[START OF Dataset rows]

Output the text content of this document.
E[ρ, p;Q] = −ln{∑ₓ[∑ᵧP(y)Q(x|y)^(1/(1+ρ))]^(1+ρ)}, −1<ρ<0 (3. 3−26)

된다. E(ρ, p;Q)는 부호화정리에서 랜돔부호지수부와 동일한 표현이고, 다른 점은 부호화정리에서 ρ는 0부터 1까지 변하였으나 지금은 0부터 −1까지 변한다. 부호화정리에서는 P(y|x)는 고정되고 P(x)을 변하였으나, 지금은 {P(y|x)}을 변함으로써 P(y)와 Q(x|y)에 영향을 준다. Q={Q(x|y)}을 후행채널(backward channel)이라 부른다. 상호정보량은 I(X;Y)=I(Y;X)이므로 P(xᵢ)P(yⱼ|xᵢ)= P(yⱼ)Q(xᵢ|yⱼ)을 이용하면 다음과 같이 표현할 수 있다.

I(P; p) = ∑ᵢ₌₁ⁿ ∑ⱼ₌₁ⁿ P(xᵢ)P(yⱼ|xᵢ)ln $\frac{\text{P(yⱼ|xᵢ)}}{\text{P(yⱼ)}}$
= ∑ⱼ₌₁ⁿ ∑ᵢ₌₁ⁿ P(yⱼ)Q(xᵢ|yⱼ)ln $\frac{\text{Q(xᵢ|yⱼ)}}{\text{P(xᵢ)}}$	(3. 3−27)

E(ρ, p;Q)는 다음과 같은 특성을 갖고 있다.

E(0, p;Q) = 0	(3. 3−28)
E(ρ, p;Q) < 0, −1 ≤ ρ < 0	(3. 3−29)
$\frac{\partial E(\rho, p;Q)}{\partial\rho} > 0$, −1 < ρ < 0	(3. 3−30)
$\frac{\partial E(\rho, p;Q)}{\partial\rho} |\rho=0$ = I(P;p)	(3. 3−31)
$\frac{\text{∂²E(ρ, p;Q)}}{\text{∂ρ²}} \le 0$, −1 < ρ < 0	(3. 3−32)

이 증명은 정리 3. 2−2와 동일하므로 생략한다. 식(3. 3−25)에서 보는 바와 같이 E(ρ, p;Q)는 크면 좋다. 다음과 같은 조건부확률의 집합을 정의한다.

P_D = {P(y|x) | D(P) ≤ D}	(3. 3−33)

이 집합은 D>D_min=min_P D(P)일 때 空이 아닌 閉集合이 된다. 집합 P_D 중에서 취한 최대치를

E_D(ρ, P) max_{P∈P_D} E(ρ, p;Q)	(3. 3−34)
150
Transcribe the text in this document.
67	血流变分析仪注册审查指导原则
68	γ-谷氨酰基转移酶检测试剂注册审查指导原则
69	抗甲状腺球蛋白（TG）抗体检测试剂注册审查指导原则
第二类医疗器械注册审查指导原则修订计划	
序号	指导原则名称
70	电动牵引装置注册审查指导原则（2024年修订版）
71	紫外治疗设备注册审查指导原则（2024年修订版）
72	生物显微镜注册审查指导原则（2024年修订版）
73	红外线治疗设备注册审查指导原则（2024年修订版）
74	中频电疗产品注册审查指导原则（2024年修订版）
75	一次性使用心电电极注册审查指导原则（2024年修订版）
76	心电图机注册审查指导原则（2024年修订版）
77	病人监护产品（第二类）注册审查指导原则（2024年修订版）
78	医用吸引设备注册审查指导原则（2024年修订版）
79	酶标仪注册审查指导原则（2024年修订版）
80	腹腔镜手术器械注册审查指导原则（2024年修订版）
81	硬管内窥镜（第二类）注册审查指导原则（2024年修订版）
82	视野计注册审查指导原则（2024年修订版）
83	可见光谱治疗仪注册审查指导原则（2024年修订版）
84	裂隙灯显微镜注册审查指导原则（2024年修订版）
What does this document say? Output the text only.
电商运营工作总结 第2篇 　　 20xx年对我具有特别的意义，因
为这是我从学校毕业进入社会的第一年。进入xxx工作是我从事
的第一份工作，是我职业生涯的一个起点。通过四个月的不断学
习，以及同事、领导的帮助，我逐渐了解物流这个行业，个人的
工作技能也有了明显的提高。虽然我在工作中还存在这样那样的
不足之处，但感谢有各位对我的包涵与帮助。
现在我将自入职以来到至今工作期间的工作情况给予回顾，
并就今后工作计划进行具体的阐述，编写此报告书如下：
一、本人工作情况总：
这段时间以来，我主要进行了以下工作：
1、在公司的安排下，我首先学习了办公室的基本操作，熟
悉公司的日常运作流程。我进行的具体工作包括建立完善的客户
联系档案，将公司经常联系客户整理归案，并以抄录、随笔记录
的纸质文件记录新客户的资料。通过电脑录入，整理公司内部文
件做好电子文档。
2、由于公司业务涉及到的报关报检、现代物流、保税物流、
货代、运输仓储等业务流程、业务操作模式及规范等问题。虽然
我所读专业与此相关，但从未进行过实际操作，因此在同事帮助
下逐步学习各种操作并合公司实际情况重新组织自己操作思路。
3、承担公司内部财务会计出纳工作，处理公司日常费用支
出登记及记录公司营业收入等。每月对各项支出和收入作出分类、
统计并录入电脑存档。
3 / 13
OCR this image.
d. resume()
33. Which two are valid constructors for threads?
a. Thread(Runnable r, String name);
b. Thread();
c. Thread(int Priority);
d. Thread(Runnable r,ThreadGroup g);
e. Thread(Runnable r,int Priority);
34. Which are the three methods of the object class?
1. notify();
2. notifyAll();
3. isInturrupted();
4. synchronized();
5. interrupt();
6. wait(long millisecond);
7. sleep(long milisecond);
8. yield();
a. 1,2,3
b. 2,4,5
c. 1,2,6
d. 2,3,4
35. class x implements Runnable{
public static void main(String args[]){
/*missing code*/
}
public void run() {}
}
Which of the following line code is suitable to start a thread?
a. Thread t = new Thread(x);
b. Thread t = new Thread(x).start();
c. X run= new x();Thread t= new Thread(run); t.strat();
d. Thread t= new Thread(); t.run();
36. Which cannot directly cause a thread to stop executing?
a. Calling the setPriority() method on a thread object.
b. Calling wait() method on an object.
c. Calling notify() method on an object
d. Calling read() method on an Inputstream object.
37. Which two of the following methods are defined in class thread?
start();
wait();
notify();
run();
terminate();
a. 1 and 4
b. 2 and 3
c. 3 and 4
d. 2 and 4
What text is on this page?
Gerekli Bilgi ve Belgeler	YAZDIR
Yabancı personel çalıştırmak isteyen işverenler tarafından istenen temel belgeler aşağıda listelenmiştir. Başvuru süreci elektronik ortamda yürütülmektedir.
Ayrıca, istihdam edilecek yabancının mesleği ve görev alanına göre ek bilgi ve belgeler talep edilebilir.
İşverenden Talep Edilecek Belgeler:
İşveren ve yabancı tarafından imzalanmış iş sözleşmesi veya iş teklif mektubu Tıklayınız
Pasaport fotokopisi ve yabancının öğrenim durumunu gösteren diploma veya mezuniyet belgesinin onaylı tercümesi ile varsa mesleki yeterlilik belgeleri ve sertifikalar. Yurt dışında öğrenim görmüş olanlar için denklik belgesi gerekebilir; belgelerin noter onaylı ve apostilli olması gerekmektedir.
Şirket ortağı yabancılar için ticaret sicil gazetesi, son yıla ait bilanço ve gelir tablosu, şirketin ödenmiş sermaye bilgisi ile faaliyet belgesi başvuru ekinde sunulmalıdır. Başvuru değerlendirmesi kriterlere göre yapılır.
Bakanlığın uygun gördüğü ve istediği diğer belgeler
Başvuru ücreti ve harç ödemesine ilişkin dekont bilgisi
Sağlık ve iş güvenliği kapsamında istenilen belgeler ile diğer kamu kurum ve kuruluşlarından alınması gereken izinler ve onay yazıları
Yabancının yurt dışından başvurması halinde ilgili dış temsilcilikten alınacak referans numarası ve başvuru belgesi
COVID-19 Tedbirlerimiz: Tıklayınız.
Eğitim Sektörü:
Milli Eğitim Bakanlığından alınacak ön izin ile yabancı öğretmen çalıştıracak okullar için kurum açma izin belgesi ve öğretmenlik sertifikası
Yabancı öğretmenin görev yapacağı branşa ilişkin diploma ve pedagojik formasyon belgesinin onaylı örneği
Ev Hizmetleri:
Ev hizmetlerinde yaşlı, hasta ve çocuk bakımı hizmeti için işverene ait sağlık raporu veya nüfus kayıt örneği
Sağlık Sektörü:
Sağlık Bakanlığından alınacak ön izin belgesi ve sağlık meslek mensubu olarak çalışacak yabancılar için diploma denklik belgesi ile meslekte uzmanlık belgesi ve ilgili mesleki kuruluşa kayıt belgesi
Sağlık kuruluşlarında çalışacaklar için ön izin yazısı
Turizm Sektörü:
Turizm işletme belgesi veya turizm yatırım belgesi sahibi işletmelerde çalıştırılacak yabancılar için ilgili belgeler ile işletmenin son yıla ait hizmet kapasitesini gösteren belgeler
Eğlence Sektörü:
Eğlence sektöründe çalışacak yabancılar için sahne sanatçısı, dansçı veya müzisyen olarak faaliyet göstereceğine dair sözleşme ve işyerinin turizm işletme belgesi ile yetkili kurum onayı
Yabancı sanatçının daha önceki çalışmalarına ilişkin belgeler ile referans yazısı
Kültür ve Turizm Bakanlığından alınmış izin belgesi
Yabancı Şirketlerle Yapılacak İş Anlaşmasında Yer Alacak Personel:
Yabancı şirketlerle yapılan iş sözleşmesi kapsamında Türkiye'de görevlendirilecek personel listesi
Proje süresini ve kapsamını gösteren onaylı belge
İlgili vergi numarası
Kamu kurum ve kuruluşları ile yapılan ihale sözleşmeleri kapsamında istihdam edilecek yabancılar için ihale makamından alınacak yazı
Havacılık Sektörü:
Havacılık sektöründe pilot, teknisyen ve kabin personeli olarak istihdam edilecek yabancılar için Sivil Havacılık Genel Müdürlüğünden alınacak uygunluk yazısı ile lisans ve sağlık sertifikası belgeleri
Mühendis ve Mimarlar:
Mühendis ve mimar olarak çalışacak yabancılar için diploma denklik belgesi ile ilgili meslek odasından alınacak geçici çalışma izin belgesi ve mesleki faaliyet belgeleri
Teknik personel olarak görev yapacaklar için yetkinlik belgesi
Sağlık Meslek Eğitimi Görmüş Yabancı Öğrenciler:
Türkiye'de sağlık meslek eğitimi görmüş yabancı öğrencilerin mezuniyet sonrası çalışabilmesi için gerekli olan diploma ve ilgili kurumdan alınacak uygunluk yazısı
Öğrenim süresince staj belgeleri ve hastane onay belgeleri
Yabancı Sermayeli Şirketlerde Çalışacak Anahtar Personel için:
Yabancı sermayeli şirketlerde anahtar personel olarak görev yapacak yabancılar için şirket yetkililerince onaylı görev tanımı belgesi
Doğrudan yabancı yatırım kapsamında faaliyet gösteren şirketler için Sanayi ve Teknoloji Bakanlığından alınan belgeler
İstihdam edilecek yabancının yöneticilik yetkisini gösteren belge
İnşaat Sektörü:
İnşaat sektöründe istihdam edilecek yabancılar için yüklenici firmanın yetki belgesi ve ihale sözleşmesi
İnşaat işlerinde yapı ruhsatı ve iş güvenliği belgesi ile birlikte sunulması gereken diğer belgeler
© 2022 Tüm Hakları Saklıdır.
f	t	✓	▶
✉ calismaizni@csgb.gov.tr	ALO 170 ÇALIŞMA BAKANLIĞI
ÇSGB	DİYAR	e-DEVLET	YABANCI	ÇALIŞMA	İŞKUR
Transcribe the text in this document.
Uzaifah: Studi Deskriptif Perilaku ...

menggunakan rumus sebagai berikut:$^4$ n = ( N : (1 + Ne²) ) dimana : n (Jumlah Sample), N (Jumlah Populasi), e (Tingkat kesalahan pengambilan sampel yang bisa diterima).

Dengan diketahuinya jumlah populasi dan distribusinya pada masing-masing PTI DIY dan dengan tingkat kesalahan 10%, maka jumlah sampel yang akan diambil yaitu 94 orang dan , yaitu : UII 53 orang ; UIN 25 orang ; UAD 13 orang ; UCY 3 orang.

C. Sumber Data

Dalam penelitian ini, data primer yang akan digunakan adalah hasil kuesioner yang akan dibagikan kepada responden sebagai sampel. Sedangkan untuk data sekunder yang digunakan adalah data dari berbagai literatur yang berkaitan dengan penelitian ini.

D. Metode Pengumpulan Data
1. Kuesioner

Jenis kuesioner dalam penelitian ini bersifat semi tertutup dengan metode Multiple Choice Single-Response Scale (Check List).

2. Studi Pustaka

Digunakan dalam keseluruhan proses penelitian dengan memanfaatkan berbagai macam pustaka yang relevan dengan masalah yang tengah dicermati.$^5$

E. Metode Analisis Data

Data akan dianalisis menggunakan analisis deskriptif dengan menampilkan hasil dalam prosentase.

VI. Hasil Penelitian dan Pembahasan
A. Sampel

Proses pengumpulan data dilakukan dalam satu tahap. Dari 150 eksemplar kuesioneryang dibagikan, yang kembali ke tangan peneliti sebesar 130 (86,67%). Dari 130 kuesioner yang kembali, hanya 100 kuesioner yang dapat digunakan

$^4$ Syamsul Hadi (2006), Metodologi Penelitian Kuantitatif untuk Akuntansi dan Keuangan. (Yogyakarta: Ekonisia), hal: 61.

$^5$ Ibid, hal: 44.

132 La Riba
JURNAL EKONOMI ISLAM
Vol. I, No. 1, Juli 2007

[END OF Dataset rows]

• Stated task: Locate and copy each line in the data above that includes the word "uygunluk".

• Response to the exercise:
Havacılık sektöründe pilot, teknisyen ve kabin personeli olarak istihdam edilecek yabancılar için Sivil Havacılık Genel Müdürlüğünden alınacak uygunluk yazısı ile lisans ve sağlık sertifikası belgeleri
Türkiye'de sağlık meslek eğitimi görmüş yabancı öğrencilerin mezuniyet sonrası çalışabilmesi için gerekli olan diploma ve ilgili kurumdan alınacak uygunluk yazısı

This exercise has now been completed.